— Supplied data —
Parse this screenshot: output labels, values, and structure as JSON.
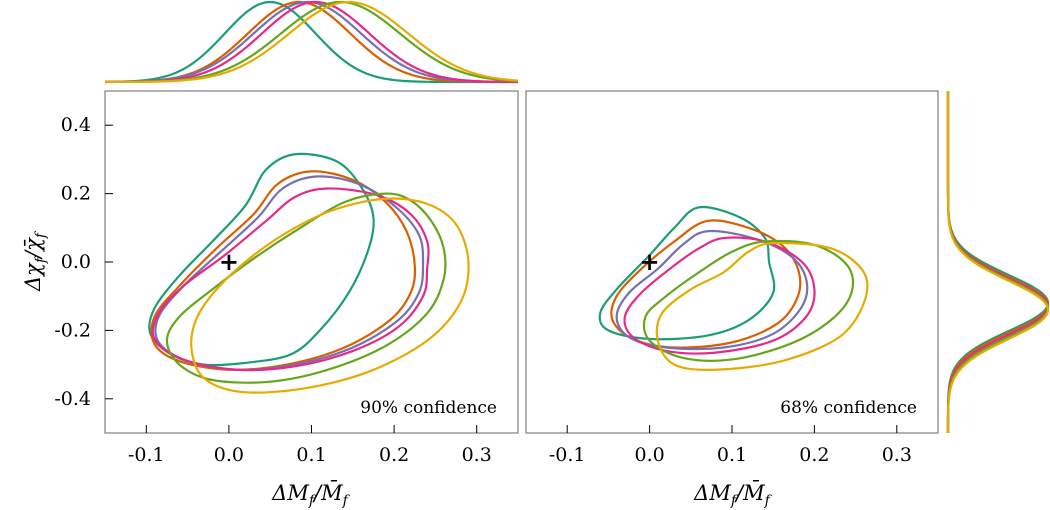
{
  "figure": {
    "colors": [
      "#1b9e77",
      "#d95f02",
      "#7570b3",
      "#e7298a",
      "#66a61e",
      "#e6ab02"
    ],
    "frame_color": "#808080",
    "truth_marker": {
      "label": "+",
      "x": 0.0,
      "y": 0.0
    }
  },
  "chart_data": [
    {
      "type": "line",
      "panel": "top-marginal",
      "description_axis": "x",
      "xlim": [
        -0.15,
        0.35
      ],
      "series": [
        {
          "mean": 0.05,
          "sd": 0.055
        },
        {
          "mean": 0.085,
          "sd": 0.062
        },
        {
          "mean": 0.095,
          "sd": 0.065
        },
        {
          "mean": 0.105,
          "sd": 0.065
        },
        {
          "mean": 0.135,
          "sd": 0.072
        },
        {
          "mean": 0.145,
          "sd": 0.072
        }
      ]
    },
    {
      "type": "line",
      "panel": "left-contours",
      "annotation": "90% confidence",
      "xlabel": "ΔM",
      "xlabel_sub": "f",
      "xlabel_den": "M̄",
      "ylabel": "Δχ",
      "ylabel_sub": "f",
      "ylabel_den": "χ̄",
      "xlim": [
        -0.15,
        0.35
      ],
      "ylim": [
        -0.5,
        0.5
      ],
      "xticks": [
        -0.1,
        0.0,
        0.1,
        0.2,
        0.3
      ],
      "xtick_labels": [
        "-0.1",
        "0.0",
        "0.1",
        "0.2",
        "0.3"
      ],
      "yticks": [
        -0.4,
        -0.2,
        0.0,
        0.2,
        0.4
      ],
      "ytick_labels": [
        "-0.4",
        "-0.2",
        "0.0",
        "0.2",
        "0.4"
      ],
      "series": [
        {
          "points": [
            [
              0.08,
              0.315
            ],
            [
              0.13,
              0.295
            ],
            [
              0.16,
              0.22
            ],
            [
              0.175,
              0.13
            ],
            [
              0.168,
              0.03
            ],
            [
              0.145,
              -0.09
            ],
            [
              0.11,
              -0.2
            ],
            [
              0.075,
              -0.27
            ],
            [
              0.02,
              -0.295
            ],
            [
              -0.03,
              -0.3
            ],
            [
              -0.07,
              -0.27
            ],
            [
              -0.095,
              -0.21
            ],
            [
              -0.09,
              -0.135
            ],
            [
              -0.06,
              -0.04
            ],
            [
              -0.02,
              0.06
            ],
            [
              0.02,
              0.165
            ],
            [
              0.045,
              0.27
            ]
          ]
        },
        {
          "points": [
            [
              0.1,
              0.265
            ],
            [
              0.15,
              0.24
            ],
            [
              0.19,
              0.175
            ],
            [
              0.215,
              0.09
            ],
            [
              0.225,
              -0.01
            ],
            [
              0.22,
              -0.09
            ],
            [
              0.195,
              -0.17
            ],
            [
              0.14,
              -0.25
            ],
            [
              0.07,
              -0.3
            ],
            [
              0.0,
              -0.315
            ],
            [
              -0.06,
              -0.29
            ],
            [
              -0.09,
              -0.24
            ],
            [
              -0.09,
              -0.16
            ],
            [
              -0.06,
              -0.07
            ],
            [
              -0.015,
              0.04
            ],
            [
              0.03,
              0.14
            ],
            [
              0.06,
              0.23
            ]
          ]
        },
        {
          "points": [
            [
              0.105,
              0.25
            ],
            [
              0.155,
              0.23
            ],
            [
              0.2,
              0.165
            ],
            [
              0.23,
              0.08
            ],
            [
              0.235,
              -0.01
            ],
            [
              0.23,
              -0.09
            ],
            [
              0.205,
              -0.17
            ],
            [
              0.15,
              -0.25
            ],
            [
              0.08,
              -0.3
            ],
            [
              0.01,
              -0.315
            ],
            [
              -0.05,
              -0.29
            ],
            [
              -0.085,
              -0.235
            ],
            [
              -0.085,
              -0.16
            ],
            [
              -0.055,
              -0.07
            ],
            [
              -0.01,
              0.03
            ],
            [
              0.035,
              0.13
            ],
            [
              0.065,
              0.215
            ]
          ]
        },
        {
          "points": [
            [
              0.12,
              0.215
            ],
            [
              0.18,
              0.195
            ],
            [
              0.22,
              0.14
            ],
            [
              0.24,
              0.06
            ],
            [
              0.24,
              -0.02
            ],
            [
              0.235,
              -0.1
            ],
            [
              0.205,
              -0.19
            ],
            [
              0.15,
              -0.26
            ],
            [
              0.08,
              -0.305
            ],
            [
              0.01,
              -0.315
            ],
            [
              -0.055,
              -0.285
            ],
            [
              -0.09,
              -0.225
            ],
            [
              -0.085,
              -0.15
            ],
            [
              -0.055,
              -0.07
            ],
            [
              -0.005,
              0.02
            ],
            [
              0.045,
              0.12
            ],
            [
              0.08,
              0.19
            ]
          ]
        },
        {
          "points": [
            [
              0.19,
              0.2
            ],
            [
              0.22,
              0.18
            ],
            [
              0.245,
              0.12
            ],
            [
              0.26,
              0.04
            ],
            [
              0.26,
              -0.05
            ],
            [
              0.24,
              -0.15
            ],
            [
              0.19,
              -0.245
            ],
            [
              0.12,
              -0.315
            ],
            [
              0.05,
              -0.35
            ],
            [
              -0.02,
              -0.345
            ],
            [
              -0.06,
              -0.3
            ],
            [
              -0.075,
              -0.23
            ],
            [
              -0.06,
              -0.16
            ],
            [
              -0.02,
              -0.08
            ],
            [
              0.03,
              0.01
            ],
            [
              0.08,
              0.09
            ],
            [
              0.14,
              0.175
            ]
          ]
        },
        {
          "points": [
            [
              0.19,
              0.185
            ],
            [
              0.24,
              0.17
            ],
            [
              0.275,
              0.11
            ],
            [
              0.29,
              0.0
            ],
            [
              0.28,
              -0.12
            ],
            [
              0.24,
              -0.23
            ],
            [
              0.17,
              -0.32
            ],
            [
              0.09,
              -0.37
            ],
            [
              0.015,
              -0.38
            ],
            [
              -0.03,
              -0.34
            ],
            [
              -0.045,
              -0.26
            ],
            [
              -0.04,
              -0.17
            ],
            [
              -0.015,
              -0.08
            ],
            [
              0.03,
              0.02
            ],
            [
              0.08,
              0.1
            ],
            [
              0.13,
              0.155
            ]
          ]
        }
      ]
    },
    {
      "type": "line",
      "panel": "right-contours",
      "annotation": "68% confidence",
      "xlabel": "ΔM",
      "xlabel_sub": "f",
      "xlabel_den": "M̄",
      "xlim": [
        -0.15,
        0.35
      ],
      "ylim": [
        -0.5,
        0.5
      ],
      "xticks": [
        -0.1,
        0.0,
        0.1,
        0.2,
        0.3
      ],
      "xtick_labels": [
        "-0.1",
        "0.0",
        "0.1",
        "0.2",
        "0.3"
      ],
      "series": [
        {
          "points": [
            [
              0.06,
              0.16
            ],
            [
              0.11,
              0.13
            ],
            [
              0.14,
              0.07
            ],
            [
              0.145,
              0.0
            ],
            [
              0.15,
              -0.09
            ],
            [
              0.12,
              -0.17
            ],
            [
              0.07,
              -0.215
            ],
            [
              0.0,
              -0.225
            ],
            [
              -0.05,
              -0.2
            ],
            [
              -0.06,
              -0.15
            ],
            [
              -0.04,
              -0.08
            ],
            [
              0.0,
              0.02
            ],
            [
              0.03,
              0.1
            ]
          ]
        },
        {
          "points": [
            [
              0.07,
              0.12
            ],
            [
              0.12,
              0.1
            ],
            [
              0.16,
              0.05
            ],
            [
              0.18,
              -0.02
            ],
            [
              0.18,
              -0.1
            ],
            [
              0.155,
              -0.18
            ],
            [
              0.1,
              -0.235
            ],
            [
              0.03,
              -0.25
            ],
            [
              -0.02,
              -0.225
            ],
            [
              -0.045,
              -0.17
            ],
            [
              -0.04,
              -0.1
            ],
            [
              -0.01,
              -0.02
            ],
            [
              0.03,
              0.06
            ]
          ]
        },
        {
          "points": [
            [
              0.07,
              0.09
            ],
            [
              0.125,
              0.07
            ],
            [
              0.17,
              0.02
            ],
            [
              0.19,
              -0.05
            ],
            [
              0.185,
              -0.13
            ],
            [
              0.15,
              -0.21
            ],
            [
              0.09,
              -0.25
            ],
            [
              0.02,
              -0.25
            ],
            [
              -0.025,
              -0.22
            ],
            [
              -0.04,
              -0.16
            ],
            [
              -0.025,
              -0.09
            ],
            [
              0.01,
              -0.02
            ],
            [
              0.04,
              0.05
            ]
          ]
        },
        {
          "points": [
            [
              0.09,
              0.07
            ],
            [
              0.14,
              0.06
            ],
            [
              0.185,
              0.0
            ],
            [
              0.2,
              -0.08
            ],
            [
              0.19,
              -0.16
            ],
            [
              0.15,
              -0.23
            ],
            [
              0.08,
              -0.265
            ],
            [
              0.02,
              -0.26
            ],
            [
              -0.02,
              -0.22
            ],
            [
              -0.03,
              -0.16
            ],
            [
              -0.01,
              -0.09
            ],
            [
              0.03,
              -0.01
            ],
            [
              0.06,
              0.04
            ]
          ]
        },
        {
          "points": [
            [
              0.14,
              0.06
            ],
            [
              0.2,
              0.05
            ],
            [
              0.24,
              -0.01
            ],
            [
              0.245,
              -0.09
            ],
            [
              0.22,
              -0.17
            ],
            [
              0.17,
              -0.24
            ],
            [
              0.1,
              -0.285
            ],
            [
              0.04,
              -0.28
            ],
            [
              0.0,
              -0.23
            ],
            [
              -0.005,
              -0.16
            ],
            [
              0.02,
              -0.1
            ],
            [
              0.06,
              -0.03
            ],
            [
              0.1,
              0.03
            ]
          ]
        },
        {
          "points": [
            [
              0.15,
              0.055
            ],
            [
              0.22,
              0.04
            ],
            [
              0.26,
              -0.03
            ],
            [
              0.26,
              -0.12
            ],
            [
              0.23,
              -0.22
            ],
            [
              0.16,
              -0.29
            ],
            [
              0.08,
              -0.315
            ],
            [
              0.03,
              -0.3
            ],
            [
              0.01,
              -0.23
            ],
            [
              0.015,
              -0.15
            ],
            [
              0.05,
              -0.08
            ],
            [
              0.09,
              -0.03
            ],
            [
              0.12,
              0.03
            ]
          ]
        }
      ]
    },
    {
      "type": "line",
      "panel": "right-marginal",
      "description_axis": "y",
      "ylim": [
        -0.5,
        0.5
      ],
      "series": [
        {
          "mean": -0.12,
          "sd": 0.082
        },
        {
          "mean": -0.125,
          "sd": 0.082
        },
        {
          "mean": -0.13,
          "sd": 0.083
        },
        {
          "mean": -0.13,
          "sd": 0.083
        },
        {
          "mean": -0.135,
          "sd": 0.084
        },
        {
          "mean": -0.14,
          "sd": 0.085
        }
      ]
    }
  ]
}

— Stated exercise —
In the records above, locate each line with the word "mean". Copy all such lines.

— Solution for this problem —
          "mean": 0.05,
          "mean": 0.085,
          "mean": 0.095,
          "mean": 0.105,
          "mean": 0.135,
          "mean": 0.145,
          "mean": -0.12,
          "mean": -0.125,
          "mean": -0.13,
          "mean": -0.13,
          "mean": -0.135,
          "mean": -0.14,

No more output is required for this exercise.